*SOURCE MATERIAL:*
·····

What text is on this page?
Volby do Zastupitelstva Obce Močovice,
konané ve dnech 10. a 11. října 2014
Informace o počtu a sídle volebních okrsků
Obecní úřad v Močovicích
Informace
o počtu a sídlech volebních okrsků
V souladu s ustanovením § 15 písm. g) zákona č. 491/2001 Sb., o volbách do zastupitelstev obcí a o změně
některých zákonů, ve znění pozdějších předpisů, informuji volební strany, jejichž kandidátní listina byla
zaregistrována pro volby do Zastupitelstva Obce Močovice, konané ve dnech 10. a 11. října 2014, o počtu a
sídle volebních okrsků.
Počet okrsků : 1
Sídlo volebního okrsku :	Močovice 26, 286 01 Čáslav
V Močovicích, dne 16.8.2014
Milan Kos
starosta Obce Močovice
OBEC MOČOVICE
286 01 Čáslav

·····

*TASK DIRECTIONS:*
Reproduce every line of the data verbatim.

*EXERCISE ANSWER:*
What text is on this page?
Volby do Zastupitelstva Obce Močovice,
konané ve dnech 10. a 11. října 2014
Informace o počtu a sídle volebních okrsků
Obecní úřad v Močovicích
Informace
o počtu a sídlech volebních okrsků
V souladu s ustanovením § 15 písm. g) zákona č. 491/2001 Sb., o volbách do zastupitelstev obcí a o změně
některých zákonů, ve znění pozdějších předpisů, informuji volební strany, jejichž kandidátní listina byla
zaregistrována pro volby do Zastupitelstva Obce Močovice, konané ve dnech 10. a 11. října 2014, o počtu a
sídle volebních okrsků.
Počet okrsků : 1
Sídlo volebního okrsku :	Močovice 26, 286 01 Čáslav
V Močovicích, dne 16.8.2014
Milan Kos
starosta Obce Močovice
OBEC MOČOVICE
286 01 Čáslav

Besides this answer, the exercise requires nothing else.